WORK TO DO: Give back the whole listing exactly as shown.

-------- RECORD SET --------

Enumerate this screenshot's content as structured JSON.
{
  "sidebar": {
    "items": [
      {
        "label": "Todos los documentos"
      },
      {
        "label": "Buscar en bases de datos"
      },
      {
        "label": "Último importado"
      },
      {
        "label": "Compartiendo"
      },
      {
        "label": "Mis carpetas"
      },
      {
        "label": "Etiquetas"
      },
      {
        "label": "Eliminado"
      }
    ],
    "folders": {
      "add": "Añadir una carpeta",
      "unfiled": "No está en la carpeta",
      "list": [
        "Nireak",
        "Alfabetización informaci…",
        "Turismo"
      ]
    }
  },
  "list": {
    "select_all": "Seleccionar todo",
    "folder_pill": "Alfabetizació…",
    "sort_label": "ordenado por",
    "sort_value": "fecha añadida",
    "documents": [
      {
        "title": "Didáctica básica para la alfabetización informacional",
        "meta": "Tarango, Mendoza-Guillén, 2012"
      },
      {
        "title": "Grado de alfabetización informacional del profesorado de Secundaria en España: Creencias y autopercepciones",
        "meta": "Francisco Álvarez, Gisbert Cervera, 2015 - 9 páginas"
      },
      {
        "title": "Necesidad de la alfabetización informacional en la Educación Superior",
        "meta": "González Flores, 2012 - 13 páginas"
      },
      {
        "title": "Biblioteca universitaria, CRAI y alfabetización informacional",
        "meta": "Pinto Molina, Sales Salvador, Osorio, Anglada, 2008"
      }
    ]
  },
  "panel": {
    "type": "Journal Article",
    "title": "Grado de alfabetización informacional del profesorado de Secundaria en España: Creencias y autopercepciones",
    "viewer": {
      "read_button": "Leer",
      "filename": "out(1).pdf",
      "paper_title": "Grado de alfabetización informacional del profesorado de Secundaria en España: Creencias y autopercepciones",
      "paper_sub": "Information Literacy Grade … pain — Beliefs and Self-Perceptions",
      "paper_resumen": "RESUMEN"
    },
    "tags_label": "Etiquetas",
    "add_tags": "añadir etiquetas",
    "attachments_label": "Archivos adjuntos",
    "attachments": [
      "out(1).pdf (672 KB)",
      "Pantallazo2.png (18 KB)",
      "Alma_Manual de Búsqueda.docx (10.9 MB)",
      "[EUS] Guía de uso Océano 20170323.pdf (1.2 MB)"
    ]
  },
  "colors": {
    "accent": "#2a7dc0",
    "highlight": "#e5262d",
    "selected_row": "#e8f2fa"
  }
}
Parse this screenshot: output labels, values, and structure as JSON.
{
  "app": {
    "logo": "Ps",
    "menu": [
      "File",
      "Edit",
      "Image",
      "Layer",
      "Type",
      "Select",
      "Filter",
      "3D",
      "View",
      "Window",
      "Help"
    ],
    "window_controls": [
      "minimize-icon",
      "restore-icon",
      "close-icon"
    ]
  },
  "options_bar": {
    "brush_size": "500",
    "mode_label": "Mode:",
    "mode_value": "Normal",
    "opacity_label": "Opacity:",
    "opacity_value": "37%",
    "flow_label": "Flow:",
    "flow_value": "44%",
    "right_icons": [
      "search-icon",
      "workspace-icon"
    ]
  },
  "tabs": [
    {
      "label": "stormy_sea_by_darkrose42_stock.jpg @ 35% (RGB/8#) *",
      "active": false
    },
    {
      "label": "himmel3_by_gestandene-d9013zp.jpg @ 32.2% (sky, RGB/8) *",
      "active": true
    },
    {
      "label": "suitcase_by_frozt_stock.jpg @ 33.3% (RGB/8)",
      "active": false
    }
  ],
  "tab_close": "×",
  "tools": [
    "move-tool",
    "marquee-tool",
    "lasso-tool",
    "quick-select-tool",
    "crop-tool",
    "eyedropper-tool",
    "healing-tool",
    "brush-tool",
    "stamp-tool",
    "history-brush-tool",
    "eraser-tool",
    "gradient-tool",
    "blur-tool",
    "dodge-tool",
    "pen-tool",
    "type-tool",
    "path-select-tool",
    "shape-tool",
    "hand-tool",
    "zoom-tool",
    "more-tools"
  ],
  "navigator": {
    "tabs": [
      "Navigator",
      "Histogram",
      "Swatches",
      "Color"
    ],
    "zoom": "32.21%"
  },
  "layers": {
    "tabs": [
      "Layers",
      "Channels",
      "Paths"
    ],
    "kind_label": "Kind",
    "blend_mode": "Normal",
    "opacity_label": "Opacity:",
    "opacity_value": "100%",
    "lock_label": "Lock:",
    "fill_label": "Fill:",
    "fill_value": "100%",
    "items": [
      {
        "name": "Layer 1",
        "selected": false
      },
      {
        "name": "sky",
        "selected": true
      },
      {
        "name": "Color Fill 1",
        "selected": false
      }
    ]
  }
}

--------

WRITTEN RESPONSE:
Enumerate this screenshot's content as structured JSON.
{
  "sidebar": {
    "items": [
      {
        "label": "Todos los documentos"
      },
      {
        "label": "Buscar en bases de datos"
      },
      {
        "label": "Último importado"
      },
      {
        "label": "Compartiendo"
      },
      {
        "label": "Mis carpetas"
      },
      {
        "label": "Etiquetas"
      },
      {
        "label": "Eliminado"
      }
    ],
    "folders": {
      "add": "Añadir una carpeta",
      "unfiled": "No está en la carpeta",
      "list": [
        "Nireak",
        "Alfabetización informaci…",
        "Turismo"
      ]
    }
  },
  "list": {
    "select_all": "Seleccionar todo",
    "folder_pill": "Alfabetizació…",
    "sort_label": "ordenado por",
    "sort_value": "fecha añadida",
    "documents": [
      {
        "title": "Didáctica básica para la alfabetización informacional",
        "meta": "Tarango, Mendoza-Guillén, 2012"
      },
      {
        "title": "Grado de alfabetización informacional del profesorado de Secundaria en España: Creencias y autopercepciones",
        "meta": "Francisco Álvarez, Gisbert Cervera, 2015 - 9 páginas"
      },
      {
        "title": "Necesidad de la alfabetización informacional en la Educación Superior",
        "meta": "González Flores, 2012 - 13 páginas"
      },
      {
        "title": "Biblioteca universitaria, CRAI y alfabetización informacional",
        "meta": "Pinto Molina, Sales Salvador, Osorio, Anglada, 2008"
      }
    ]
  },
  "panel": {
    "type": "Journal Article",
    "title": "Grado de alfabetización informacional del profesorado de Secundaria en España: Creencias y autopercepciones",
    "viewer": {
      "read_button": "Leer",
      "filename": "out(1).pdf",
      "paper_title": "Grado de alfabetización informacional del profesorado de Secundaria en España: Creencias y autopercepciones",
      "paper_sub": "Information Literacy Grade … pain — Beliefs and Self-Perceptions",
      "paper_resumen": "RESUMEN"
    },
    "tags_label": "Etiquetas",
    "add_tags": "añadir etiquetas",
    "attachments_label": "Archivos adjuntos",
    "attachments": [
      "out(1).pdf (672 KB)",
      "Pantallazo2.png (18 KB)",
      "Alma_Manual de Búsqueda.docx (10.9 MB)",
      "[EUS] Guía de uso Océano 20170323.pdf (1.2 MB)"
    ]
  },
  "colors": {
    "accent": "#2a7dc0",
    "highlight": "#e5262d",
    "selected_row": "#e8f2fa"
  }
}
Parse this screenshot: output labels, values, and structure as JSON.
{
  "app": {
    "logo": "Ps",
    "menu": [
      "File",
      "Edit",
      "Image",
      "Layer",
      "Type",
      "Select",
      "Filter",
      "3D",
      "View",
      "Window",
      "Help"
    ],
    "window_controls": [
      "minimize-icon",
      "restore-icon",
      "close-icon"
    ]
  },
  "options_bar": {
    "brush_size": "500",
    "mode_label": "Mode:",
    "mode_value": "Normal",
    "opacity_label": "Opacity:",
    "opacity_value": "37%",
    "flow_label": "Flow:",
    "flow_value": "44%",
    "right_icons": [
      "search-icon",
      "workspace-icon"
    ]
  },
  "tabs": [
    {
      "label": "stormy_sea_by_darkrose42_stock.jpg @ 35% (RGB/8#) *",
      "active": false
    },
    {
      "label": "himmel3_by_gestandene-d9013zp.jpg @ 32.2% (sky, RGB/8) *",
      "active": true
    },
    {
      "label": "suitcase_by_frozt_stock.jpg @ 33.3% (RGB/8)",
      "active": false
    }
  ],
  "tab_close": "×",
  "tools": [
    "move-tool",
    "marquee-tool",
    "lasso-tool",
    "quick-select-tool",
    "crop-tool",
    "eyedropper-tool",
    "healing-tool",
    "brush-tool",
    "stamp-tool",
    "history-brush-tool",
    "eraser-tool",
    "gradient-tool",
    "blur-tool",
    "dodge-tool",
    "pen-tool",
    "type-tool",
    "path-select-tool",
    "shape-tool",
    "hand-tool",
    "zoom-tool",
    "more-tools"
  ],
  "navigator": {
    "tabs": [
      "Navigator",
      "Histogram",
      "Swatches",
      "Color"
    ],
    "zoom": "32.21%"
  },
  "layers": {
    "tabs": [
      "Layers",
      "Channels",
      "Paths"
    ],
    "kind_label": "Kind",
    "blend_mode": "Normal",
    "opacity_label": "Opacity:",
    "opacity_value": "100%",
    "lock_label": "Lock:",
    "fill_label": "Fill:",
    "fill_value": "100%",
    "items": [
      {
        "name": "Layer 1",
        "selected": false
      },
      {
        "name": "sky",
        "selected": true
      },
      {
        "name": "Color Fill 1",
        "selected": false
      }
    ]
  }
}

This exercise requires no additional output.